** START MATERIALS PROVIDED **

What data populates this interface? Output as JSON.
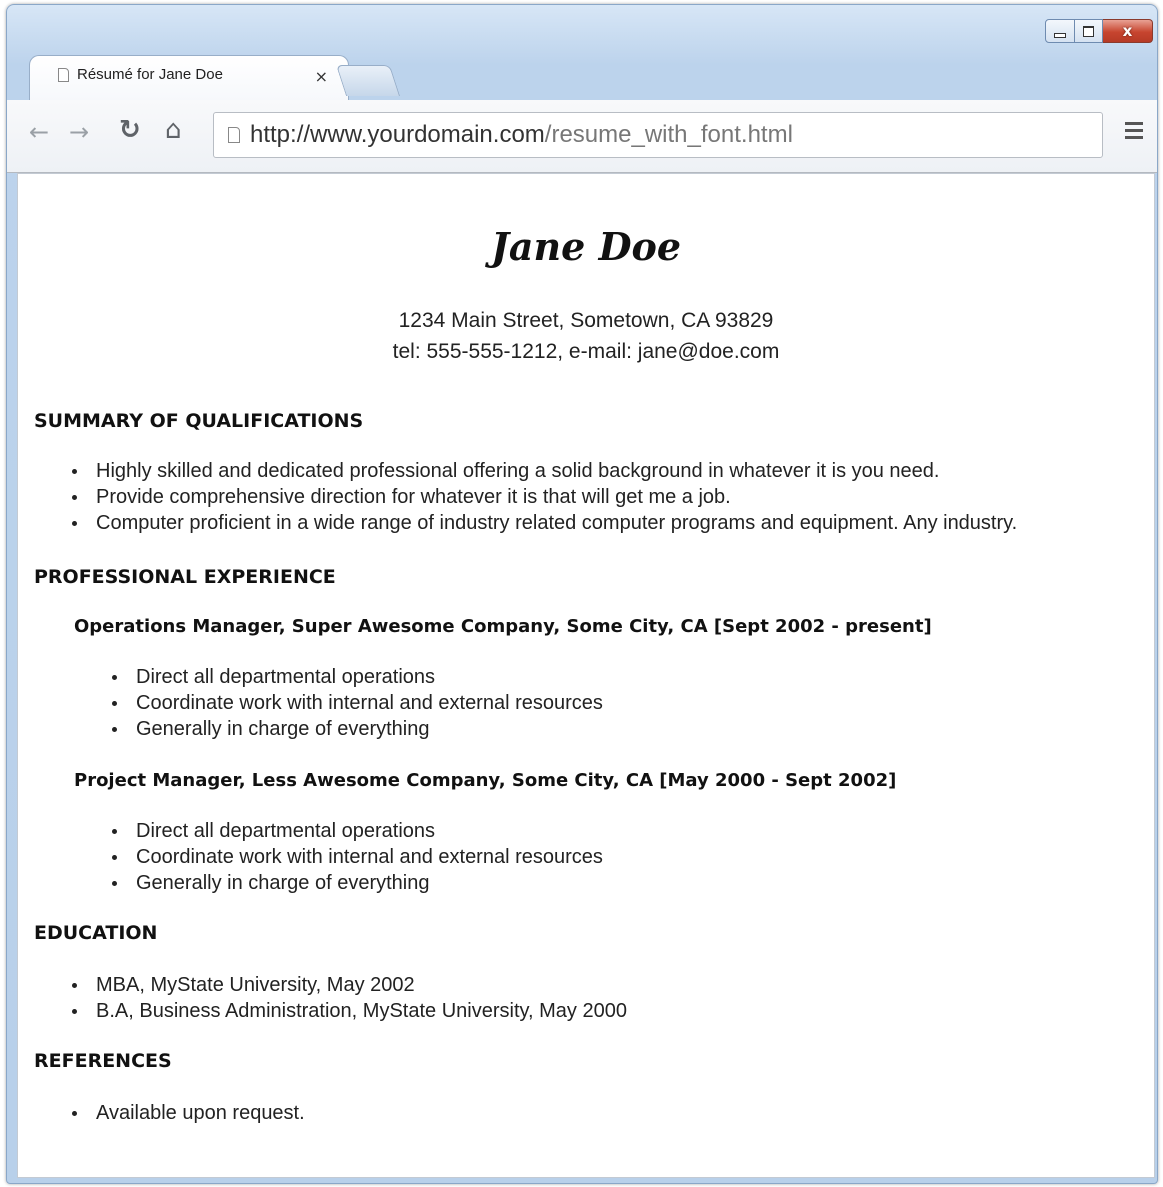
{
  "browser": {
    "tab_title": "Résumé for Jane Doe",
    "tab_close": "×",
    "url_host": "http://www.yourdomain.com",
    "url_path": "/resume_with_font.html",
    "window_close": "x"
  },
  "resume": {
    "name": "Jane Doe",
    "address_line": "1234 Main Street, Sometown, CA 93829",
    "contact_line": "tel: 555-555-1212, e-mail: jane@doe.com",
    "summary_heading": "SUMMARY OF QUALIFICATIONS",
    "summary_items": [
      "Highly skilled and dedicated professional offering a solid background in whatever it is you need.",
      "Provide comprehensive direction for whatever it is that will get me a job.",
      "Computer proficient in a wide range of industry related computer programs and equipment. Any industry."
    ],
    "experience_heading": "PROFESSIONAL EXPERIENCE",
    "jobs": [
      {
        "title": "Operations Manager, Super Awesome Company, Some City, CA [Sept 2002 - present]",
        "items": [
          "Direct all departmental operations",
          "Coordinate work with internal and external resources",
          "Generally in charge of everything"
        ]
      },
      {
        "title": "Project Manager, Less Awesome Company, Some City, CA [May 2000 - Sept 2002]",
        "items": [
          "Direct all departmental operations",
          "Coordinate work with internal and external resources",
          "Generally in charge of everything"
        ]
      }
    ],
    "education_heading": "EDUCATION",
    "education_items": [
      "MBA, MyState University, May 2002",
      "B.A, Business Administration, MyState University, May 2000"
    ],
    "references_heading": "REFERENCES",
    "references_items": [
      "Available upon request."
    ]
  }
}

** END MATERIALS PROVIDED **

__WHAT THIS TASK INVOLVES__
Copy every line above word for word and exclude the pictures.

__ANSWER TO THE TASK__
What data populates this interface? Output as JSON.
{
  "browser": {
    "tab_title": "Résumé for Jane Doe",
    "tab_close": "×",
    "url_host": "http://www.yourdomain.com",
    "url_path": "/resume_with_font.html",
    "window_close": "x"
  },
  "resume": {
    "name": "Jane Doe",
    "address_line": "1234 Main Street, Sometown, CA 93829",
    "contact_line": "tel: 555-555-1212, e-mail: jane@doe.com",
    "summary_heading": "SUMMARY OF QUALIFICATIONS",
    "summary_items": [
      "Highly skilled and dedicated professional offering a solid background in whatever it is you need.",
      "Provide comprehensive direction for whatever it is that will get me a job.",
      "Computer proficient in a wide range of industry related computer programs and equipment. Any industry."
    ],
    "experience_heading": "PROFESSIONAL EXPERIENCE",
    "jobs": [
      {
        "title": "Operations Manager, Super Awesome Company, Some City, CA [Sept 2002 - present]",
        "items": [
          "Direct all departmental operations",
          "Coordinate work with internal and external resources",
          "Generally in charge of everything"
        ]
      },
      {
        "title": "Project Manager, Less Awesome Company, Some City, CA [May 2000 - Sept 2002]",
        "items": [
          "Direct all departmental operations",
          "Coordinate work with internal and external resources",
          "Generally in charge of everything"
        ]
      }
    ],
    "education_heading": "EDUCATION",
    "education_items": [
      "MBA, MyState University, May 2002",
      "B.A, Business Administration, MyState University, May 2000"
    ],
    "references_heading": "REFERENCES",
    "references_items": [
      "Available upon request."
    ]
  }
}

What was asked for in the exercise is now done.